- _Exercise task_
Go through the records and show each line where the word "object" occurs.

* BEGIN Records for the exercise *

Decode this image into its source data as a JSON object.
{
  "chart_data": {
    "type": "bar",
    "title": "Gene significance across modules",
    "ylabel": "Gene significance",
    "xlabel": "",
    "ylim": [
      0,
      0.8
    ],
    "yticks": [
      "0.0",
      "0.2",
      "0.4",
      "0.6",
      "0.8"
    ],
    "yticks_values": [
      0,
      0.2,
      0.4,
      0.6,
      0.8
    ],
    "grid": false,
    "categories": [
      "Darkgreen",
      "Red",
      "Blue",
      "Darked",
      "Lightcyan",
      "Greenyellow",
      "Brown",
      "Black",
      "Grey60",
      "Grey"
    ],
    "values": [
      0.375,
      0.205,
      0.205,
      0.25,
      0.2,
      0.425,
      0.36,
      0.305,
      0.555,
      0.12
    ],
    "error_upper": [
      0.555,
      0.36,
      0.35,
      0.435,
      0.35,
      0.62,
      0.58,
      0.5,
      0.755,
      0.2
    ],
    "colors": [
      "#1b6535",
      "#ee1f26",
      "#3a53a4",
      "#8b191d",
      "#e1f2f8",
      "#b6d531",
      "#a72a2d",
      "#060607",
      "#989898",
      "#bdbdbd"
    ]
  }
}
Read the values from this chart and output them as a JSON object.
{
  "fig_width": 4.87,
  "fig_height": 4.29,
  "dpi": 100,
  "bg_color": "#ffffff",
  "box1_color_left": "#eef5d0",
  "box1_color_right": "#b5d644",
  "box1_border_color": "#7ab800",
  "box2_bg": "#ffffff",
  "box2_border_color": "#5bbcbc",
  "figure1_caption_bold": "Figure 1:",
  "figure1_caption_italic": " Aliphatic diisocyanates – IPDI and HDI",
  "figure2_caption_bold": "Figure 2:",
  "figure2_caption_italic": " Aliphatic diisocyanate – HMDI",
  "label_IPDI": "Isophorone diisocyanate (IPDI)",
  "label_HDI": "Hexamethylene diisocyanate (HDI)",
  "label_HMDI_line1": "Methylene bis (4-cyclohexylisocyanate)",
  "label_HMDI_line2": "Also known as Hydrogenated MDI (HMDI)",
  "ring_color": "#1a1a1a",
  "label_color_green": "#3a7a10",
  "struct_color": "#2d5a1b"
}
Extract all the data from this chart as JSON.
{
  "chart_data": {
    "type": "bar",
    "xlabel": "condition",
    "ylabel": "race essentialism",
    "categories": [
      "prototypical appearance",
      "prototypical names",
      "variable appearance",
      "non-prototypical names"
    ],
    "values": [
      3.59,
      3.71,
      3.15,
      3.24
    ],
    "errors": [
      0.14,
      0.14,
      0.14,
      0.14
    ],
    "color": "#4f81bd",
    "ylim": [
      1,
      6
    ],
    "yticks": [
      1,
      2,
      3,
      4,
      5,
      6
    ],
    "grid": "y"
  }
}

* END Records for the exercise *

- _Written response_
Decode this image into its source data as a JSON object.
Read the values from this chart and output them as a JSON object.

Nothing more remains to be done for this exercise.